** begin Task material **
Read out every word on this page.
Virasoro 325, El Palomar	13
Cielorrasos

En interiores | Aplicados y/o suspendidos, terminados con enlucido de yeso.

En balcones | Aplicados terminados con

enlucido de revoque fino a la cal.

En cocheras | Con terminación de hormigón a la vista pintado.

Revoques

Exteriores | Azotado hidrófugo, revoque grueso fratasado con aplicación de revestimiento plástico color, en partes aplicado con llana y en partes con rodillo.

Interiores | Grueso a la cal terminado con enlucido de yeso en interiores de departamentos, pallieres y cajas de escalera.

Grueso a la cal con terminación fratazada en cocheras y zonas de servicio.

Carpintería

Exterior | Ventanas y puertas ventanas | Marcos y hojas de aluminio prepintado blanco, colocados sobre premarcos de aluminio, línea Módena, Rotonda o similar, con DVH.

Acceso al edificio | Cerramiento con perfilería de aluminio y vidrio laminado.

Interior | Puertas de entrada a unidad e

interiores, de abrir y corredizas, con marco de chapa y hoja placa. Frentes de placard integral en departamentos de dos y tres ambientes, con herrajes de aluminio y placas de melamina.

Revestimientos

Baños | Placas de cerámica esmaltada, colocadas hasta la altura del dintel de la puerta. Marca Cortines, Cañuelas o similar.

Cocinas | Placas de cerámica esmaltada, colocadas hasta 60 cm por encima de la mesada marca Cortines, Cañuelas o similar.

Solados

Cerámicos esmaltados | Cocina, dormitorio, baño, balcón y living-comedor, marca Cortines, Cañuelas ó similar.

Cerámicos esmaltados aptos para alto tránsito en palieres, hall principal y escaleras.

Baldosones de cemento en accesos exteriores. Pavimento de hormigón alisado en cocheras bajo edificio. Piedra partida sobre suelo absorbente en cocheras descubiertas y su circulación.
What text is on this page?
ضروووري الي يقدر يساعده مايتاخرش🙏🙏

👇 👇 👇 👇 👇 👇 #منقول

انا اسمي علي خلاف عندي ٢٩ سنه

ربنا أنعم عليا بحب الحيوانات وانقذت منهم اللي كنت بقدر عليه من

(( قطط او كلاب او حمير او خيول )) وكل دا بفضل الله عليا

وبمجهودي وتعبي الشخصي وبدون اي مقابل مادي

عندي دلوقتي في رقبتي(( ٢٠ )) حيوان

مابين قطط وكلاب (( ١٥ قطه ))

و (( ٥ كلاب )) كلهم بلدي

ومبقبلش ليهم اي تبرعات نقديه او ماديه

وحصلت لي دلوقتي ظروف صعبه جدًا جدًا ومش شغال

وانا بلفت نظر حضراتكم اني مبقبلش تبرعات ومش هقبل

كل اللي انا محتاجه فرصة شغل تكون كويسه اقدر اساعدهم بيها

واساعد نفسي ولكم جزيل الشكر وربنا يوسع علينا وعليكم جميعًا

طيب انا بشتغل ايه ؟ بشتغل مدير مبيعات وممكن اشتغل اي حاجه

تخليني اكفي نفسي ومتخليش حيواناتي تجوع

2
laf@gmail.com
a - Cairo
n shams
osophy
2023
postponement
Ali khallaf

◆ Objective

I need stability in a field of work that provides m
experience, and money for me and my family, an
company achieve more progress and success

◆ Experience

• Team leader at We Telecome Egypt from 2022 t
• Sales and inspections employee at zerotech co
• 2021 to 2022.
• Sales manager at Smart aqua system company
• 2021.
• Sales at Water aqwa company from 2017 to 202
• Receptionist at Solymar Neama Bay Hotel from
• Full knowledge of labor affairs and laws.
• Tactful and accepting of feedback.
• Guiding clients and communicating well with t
** end Task material **
• **What the exercise asks**: Using the records above, say how many lines include the string "colocadas". Only the number is wanted.

• **Task answer**: 2